### EXTRAIT DU TEXTE:

On nous propose de voter un texte, celui de la troisième donation, sans le connaître. L’article 38 et dernier du texte, que je trouve dans le rapport de M. Lintilhac, n’est qu’un résumé de la donation.
Comment voulez-vous que, contrairement à tous les précédents et à toutes les règles, nous votions ici, non pas un texte, mais le résumé d’un texte? Et il y a la preuve matérielle, par des dates certaines que je vois dans le rapport de M. Lintilhac lui-même, que cette troisième donation, la Commission elle-même n’a pas pu l’étudier.
En effet, la donation a été signée le 25 octobre 1916; le rapport a été déposé le 26 octobre 1916, le lendemain.
Voilà, donc un acte qui, approuvé par nous, aura force de loi par suite du vote des Chambres, et nous ne le connaissons pas! On ne saurait invoquer, comme argument, que ce texte n’a pas grande importance.
En effet, il viole non seulement la jurisprudence du Conseil d’État, mais encore des documents législatifs incontestables, authentiques; je veux parler de l’ordonnance du 14 janvier 1831, de l’avis du Conseil d’État du 6 mars 1861, enfin de la circulaire ministérielle du 5 décembre 1863, aux termes de laquelle «ne peuvent être autorisées les donations faites aux établissements publics avec réserve d’usufruit en faveur du donateur».

### À FAIRE:
1: Recopiez le passage de l'extrait qui commence aux mots «Comment voulez-vous que, contrairement» et se termine après les mots «1916, le lendemain.».
2: Relevez toutes les dates complètes (jour, mois et année) citées dans l'extrait.
Le matériel qui suit vient d'une autre source.

### MATÉRIEL PRÉSENTÉ:
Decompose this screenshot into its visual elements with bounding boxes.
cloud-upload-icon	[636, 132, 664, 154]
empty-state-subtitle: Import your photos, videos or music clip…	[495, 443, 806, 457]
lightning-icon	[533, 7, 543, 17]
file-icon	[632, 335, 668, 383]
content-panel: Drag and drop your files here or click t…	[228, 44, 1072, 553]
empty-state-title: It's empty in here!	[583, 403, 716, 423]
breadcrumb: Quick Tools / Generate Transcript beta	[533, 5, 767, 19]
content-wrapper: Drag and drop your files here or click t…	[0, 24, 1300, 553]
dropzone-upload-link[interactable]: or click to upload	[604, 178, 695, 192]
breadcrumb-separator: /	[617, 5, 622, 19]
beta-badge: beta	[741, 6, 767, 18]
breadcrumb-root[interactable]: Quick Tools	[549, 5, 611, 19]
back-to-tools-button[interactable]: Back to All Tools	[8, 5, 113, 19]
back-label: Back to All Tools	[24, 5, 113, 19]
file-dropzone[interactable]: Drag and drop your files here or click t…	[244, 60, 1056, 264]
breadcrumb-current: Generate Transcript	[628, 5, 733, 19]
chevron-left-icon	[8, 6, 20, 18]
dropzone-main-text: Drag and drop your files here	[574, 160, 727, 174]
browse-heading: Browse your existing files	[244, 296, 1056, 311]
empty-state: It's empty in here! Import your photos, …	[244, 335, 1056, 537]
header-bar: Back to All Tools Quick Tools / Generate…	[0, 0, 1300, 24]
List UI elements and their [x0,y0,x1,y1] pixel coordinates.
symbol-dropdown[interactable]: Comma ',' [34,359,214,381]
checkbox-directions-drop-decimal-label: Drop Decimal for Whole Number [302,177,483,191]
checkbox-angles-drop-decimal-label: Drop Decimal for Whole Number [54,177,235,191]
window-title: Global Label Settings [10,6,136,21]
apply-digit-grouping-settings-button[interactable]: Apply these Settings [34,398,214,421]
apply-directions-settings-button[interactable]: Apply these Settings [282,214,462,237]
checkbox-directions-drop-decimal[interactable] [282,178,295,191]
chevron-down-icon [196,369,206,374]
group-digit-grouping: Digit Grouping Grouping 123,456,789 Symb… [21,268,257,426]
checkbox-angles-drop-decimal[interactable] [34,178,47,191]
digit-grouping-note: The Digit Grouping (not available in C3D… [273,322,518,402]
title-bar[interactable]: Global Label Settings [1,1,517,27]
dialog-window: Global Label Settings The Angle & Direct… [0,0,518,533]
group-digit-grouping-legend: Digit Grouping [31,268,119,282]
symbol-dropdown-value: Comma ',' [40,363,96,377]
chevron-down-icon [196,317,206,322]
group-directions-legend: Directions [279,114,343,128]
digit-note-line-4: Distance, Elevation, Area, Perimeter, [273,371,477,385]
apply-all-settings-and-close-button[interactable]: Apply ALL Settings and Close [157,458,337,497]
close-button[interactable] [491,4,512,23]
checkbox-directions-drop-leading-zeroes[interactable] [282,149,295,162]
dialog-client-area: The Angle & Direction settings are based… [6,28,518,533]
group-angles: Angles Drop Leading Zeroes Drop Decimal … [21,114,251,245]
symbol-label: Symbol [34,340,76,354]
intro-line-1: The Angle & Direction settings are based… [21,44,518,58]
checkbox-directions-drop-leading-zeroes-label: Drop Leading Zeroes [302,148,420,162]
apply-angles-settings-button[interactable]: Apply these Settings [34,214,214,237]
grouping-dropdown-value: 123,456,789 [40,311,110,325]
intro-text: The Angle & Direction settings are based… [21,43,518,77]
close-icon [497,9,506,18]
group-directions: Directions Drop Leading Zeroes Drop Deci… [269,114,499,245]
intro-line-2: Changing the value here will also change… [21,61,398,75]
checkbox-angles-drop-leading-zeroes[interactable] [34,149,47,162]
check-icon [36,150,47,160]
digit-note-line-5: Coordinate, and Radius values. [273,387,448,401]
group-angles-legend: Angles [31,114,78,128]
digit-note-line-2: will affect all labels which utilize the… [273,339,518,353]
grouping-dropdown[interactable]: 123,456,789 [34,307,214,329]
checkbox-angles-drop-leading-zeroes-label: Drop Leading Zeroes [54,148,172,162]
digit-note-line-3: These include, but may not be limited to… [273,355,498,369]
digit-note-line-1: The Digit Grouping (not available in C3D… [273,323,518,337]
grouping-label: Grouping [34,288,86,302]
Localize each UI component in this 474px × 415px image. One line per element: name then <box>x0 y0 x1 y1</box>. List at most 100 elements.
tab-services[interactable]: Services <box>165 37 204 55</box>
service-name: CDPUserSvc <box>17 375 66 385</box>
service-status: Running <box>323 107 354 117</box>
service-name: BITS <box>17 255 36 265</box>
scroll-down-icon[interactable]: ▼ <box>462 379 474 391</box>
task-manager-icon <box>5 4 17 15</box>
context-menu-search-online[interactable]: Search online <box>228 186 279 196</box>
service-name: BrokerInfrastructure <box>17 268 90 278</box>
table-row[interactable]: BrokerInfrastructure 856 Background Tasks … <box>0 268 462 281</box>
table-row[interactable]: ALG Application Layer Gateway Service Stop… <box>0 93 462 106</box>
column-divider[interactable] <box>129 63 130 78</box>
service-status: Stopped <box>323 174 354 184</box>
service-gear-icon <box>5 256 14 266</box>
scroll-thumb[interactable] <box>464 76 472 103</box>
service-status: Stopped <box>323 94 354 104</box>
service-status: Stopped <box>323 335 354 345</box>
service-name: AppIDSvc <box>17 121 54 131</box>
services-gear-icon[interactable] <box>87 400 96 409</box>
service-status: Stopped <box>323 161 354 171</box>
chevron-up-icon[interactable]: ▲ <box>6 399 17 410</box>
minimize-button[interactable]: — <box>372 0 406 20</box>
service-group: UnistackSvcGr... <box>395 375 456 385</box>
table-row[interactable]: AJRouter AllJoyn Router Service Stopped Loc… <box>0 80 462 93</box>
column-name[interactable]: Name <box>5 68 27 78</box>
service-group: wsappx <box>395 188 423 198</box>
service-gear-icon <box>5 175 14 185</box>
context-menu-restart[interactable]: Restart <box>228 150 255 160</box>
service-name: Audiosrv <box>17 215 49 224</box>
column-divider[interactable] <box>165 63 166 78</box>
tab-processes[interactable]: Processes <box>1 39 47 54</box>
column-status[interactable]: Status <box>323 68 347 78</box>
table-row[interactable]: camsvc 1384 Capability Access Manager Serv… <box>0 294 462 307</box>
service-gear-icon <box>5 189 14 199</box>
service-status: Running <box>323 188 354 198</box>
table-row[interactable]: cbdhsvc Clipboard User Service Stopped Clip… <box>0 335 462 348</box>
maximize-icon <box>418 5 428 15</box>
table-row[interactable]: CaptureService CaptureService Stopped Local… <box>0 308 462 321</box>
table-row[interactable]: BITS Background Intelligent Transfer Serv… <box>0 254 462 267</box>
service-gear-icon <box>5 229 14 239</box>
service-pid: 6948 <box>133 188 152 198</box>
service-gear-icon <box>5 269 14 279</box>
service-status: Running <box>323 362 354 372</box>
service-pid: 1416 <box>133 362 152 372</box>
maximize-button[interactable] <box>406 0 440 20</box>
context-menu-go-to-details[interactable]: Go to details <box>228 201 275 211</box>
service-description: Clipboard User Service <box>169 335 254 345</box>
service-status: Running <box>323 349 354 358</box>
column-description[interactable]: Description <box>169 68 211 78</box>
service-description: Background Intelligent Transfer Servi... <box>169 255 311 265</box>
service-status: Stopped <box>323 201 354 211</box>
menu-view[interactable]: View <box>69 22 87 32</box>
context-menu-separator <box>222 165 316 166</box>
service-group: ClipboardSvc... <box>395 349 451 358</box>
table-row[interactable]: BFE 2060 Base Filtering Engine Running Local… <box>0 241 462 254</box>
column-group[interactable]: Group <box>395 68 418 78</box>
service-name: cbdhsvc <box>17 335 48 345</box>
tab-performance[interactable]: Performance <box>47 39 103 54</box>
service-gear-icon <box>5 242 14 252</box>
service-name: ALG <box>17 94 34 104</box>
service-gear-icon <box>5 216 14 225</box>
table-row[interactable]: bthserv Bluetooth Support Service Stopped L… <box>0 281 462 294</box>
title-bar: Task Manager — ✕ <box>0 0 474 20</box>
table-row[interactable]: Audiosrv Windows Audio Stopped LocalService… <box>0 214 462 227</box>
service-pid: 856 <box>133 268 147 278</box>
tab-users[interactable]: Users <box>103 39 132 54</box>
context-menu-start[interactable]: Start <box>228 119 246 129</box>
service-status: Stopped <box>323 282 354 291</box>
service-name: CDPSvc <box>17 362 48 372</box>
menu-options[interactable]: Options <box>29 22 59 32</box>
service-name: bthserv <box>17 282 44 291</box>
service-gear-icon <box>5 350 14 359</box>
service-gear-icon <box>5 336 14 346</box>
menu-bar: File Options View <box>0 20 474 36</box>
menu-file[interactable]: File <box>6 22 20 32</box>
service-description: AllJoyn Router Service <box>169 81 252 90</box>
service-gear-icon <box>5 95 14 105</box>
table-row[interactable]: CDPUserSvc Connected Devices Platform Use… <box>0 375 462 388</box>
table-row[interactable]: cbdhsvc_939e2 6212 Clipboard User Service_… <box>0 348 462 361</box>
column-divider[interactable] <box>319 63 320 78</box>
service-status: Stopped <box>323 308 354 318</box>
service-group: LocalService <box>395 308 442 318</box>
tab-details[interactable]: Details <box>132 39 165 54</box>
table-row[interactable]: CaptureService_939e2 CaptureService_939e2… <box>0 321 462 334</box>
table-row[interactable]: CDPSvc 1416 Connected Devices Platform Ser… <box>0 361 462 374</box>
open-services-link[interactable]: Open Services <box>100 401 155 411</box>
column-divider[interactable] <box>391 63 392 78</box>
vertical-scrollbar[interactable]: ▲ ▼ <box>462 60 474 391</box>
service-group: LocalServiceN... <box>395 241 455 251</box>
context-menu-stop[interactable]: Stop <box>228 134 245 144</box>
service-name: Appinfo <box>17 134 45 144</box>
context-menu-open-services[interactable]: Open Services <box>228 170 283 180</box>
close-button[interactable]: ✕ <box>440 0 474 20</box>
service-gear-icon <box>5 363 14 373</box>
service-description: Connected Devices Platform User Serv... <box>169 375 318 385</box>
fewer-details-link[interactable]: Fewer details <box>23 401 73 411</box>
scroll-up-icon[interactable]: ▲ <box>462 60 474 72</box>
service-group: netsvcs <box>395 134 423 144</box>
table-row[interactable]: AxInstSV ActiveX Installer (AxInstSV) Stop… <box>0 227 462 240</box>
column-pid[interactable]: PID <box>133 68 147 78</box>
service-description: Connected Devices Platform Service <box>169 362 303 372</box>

### RÉPONSES PAR TÂCHE:
1:
Comment voulez-vous que, contrairement à tous les précédents et à toutes les règles, nous votions ici, non pas un texte, mais le résumé d’un texte? Et il y a la preuve matérielle, par des dates certaines que je vois dans le rapport de M. Lintilhac lui-même, que cette troisième donation, la Commission elle-même n’a pas pu l’étudier.
En effet, la donation a été signée le 25 octobre 1916; le rapport a été déposé le 26 octobre 1916, le lendemain.

2:
- 25 octobre 1916
- 26 octobre 1916
- 14 janvier 1831
- 6 mars 1861
- 5 décembre 1863